Data records:
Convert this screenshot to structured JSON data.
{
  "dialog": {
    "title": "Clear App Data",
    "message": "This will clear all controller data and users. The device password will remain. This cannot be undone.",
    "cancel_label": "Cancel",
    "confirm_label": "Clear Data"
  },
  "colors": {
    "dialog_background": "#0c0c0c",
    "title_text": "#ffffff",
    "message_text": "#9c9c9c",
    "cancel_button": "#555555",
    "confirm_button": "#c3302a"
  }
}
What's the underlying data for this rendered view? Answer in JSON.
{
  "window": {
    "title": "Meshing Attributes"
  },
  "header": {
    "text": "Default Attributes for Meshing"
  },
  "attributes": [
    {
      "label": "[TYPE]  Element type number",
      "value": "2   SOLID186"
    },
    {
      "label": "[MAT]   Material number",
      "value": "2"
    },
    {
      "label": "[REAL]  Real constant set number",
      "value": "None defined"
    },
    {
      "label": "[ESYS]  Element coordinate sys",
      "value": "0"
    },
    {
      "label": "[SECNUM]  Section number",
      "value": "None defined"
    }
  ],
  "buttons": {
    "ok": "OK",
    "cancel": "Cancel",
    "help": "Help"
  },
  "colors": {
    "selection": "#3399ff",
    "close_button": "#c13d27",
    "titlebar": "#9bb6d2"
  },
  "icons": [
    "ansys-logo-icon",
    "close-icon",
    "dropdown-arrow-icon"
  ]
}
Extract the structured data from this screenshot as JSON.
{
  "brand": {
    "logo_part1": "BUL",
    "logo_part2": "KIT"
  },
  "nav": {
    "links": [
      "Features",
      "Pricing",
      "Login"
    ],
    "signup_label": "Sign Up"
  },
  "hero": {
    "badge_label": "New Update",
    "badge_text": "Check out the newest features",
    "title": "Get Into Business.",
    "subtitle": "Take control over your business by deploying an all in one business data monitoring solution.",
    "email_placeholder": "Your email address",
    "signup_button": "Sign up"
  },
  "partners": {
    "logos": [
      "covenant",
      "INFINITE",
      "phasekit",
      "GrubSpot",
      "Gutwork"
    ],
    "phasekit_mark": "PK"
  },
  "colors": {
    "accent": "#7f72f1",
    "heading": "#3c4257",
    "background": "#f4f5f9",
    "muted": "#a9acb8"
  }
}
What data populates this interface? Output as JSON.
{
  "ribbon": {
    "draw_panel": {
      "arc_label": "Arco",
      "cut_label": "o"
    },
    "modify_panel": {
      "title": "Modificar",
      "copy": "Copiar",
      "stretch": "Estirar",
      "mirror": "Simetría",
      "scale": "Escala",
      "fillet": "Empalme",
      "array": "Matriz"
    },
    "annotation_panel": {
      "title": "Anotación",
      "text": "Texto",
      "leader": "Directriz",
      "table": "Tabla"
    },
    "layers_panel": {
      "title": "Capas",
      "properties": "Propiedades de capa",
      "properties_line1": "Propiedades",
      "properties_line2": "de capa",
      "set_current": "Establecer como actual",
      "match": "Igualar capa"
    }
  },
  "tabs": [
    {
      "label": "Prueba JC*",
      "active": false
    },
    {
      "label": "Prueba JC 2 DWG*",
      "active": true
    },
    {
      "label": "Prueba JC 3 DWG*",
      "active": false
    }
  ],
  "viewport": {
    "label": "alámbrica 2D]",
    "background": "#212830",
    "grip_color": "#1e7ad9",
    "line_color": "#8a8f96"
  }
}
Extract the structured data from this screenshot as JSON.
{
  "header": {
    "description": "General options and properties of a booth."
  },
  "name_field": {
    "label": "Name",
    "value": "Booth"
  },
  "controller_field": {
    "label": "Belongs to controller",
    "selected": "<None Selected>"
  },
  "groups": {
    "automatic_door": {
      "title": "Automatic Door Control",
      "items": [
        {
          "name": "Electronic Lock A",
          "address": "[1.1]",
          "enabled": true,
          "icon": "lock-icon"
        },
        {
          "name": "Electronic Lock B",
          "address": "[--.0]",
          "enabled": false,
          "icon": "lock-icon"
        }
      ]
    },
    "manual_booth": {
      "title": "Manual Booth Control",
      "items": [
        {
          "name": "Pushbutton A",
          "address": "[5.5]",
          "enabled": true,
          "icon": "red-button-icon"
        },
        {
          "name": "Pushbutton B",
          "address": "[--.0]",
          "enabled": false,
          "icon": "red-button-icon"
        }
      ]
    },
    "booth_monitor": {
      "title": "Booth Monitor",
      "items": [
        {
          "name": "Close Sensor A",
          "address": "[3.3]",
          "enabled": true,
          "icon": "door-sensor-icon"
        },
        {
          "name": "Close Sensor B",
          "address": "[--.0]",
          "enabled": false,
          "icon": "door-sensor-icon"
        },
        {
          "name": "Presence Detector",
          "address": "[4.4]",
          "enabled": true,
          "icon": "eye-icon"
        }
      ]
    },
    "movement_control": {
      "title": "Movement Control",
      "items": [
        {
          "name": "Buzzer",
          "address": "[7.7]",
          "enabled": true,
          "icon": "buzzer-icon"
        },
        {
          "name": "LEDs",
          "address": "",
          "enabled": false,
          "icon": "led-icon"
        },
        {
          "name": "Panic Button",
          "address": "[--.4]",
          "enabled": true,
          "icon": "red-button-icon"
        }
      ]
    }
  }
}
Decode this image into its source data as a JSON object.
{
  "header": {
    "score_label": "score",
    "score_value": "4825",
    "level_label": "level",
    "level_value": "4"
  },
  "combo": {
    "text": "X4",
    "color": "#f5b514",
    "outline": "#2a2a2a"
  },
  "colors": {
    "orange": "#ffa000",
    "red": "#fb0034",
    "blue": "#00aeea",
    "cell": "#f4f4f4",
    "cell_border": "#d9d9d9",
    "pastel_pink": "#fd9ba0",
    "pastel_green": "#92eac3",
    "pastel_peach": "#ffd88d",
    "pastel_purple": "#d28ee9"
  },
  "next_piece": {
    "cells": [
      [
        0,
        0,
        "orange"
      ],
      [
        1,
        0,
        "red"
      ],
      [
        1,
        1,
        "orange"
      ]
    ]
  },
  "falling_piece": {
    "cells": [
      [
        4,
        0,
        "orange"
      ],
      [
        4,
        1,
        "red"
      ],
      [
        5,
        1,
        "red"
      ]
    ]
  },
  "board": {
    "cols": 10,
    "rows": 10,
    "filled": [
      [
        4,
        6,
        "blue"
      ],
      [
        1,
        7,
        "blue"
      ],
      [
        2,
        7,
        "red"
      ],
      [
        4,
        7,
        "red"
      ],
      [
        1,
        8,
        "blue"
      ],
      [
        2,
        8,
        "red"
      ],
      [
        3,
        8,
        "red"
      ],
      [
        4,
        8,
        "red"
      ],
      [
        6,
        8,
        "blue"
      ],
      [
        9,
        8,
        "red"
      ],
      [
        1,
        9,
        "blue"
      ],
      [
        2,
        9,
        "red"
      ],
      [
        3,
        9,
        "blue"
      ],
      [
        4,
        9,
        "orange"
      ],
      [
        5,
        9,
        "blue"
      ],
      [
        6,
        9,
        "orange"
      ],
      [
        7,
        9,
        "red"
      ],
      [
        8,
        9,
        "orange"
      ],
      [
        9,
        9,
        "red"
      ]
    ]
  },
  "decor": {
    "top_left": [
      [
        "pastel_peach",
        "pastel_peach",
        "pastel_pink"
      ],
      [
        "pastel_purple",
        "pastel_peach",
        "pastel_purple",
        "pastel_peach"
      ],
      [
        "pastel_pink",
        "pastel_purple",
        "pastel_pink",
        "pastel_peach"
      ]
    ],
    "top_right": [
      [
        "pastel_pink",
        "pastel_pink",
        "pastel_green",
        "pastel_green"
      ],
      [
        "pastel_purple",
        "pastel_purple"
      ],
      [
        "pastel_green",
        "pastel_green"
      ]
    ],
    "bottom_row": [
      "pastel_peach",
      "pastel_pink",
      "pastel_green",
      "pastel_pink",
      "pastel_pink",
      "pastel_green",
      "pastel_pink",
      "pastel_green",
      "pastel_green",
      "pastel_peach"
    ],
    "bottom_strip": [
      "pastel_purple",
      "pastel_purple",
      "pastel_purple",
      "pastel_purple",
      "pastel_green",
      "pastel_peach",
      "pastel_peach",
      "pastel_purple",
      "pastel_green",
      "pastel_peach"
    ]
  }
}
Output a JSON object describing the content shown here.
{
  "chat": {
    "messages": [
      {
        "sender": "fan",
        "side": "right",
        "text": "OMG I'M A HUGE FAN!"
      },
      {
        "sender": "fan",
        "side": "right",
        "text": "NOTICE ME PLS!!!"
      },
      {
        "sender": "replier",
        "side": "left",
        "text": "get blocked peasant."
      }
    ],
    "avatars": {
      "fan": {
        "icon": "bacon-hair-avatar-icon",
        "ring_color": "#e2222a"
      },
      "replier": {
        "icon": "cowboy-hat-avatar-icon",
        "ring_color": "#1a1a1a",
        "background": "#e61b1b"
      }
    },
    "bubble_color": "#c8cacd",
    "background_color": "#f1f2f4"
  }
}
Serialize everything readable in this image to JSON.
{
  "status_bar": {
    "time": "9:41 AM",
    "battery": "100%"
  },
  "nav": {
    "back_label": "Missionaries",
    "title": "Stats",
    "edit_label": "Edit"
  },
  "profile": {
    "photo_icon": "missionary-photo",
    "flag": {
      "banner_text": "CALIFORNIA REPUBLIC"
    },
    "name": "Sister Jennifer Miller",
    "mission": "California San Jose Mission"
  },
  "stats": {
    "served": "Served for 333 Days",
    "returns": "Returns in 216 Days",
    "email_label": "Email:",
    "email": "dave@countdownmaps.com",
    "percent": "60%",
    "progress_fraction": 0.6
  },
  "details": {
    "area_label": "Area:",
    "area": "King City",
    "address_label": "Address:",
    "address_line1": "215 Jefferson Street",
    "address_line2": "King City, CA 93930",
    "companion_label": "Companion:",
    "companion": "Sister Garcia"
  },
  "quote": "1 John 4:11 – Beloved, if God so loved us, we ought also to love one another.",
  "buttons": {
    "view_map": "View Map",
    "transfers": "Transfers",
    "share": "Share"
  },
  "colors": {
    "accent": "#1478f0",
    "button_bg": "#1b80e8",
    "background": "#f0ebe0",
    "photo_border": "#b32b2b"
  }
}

Goal: Find the string "Pushbutton" in the records, then copy each line where it occurs.

In response:
          "name": "Pushbutton A",
          "name": "Pushbutton B",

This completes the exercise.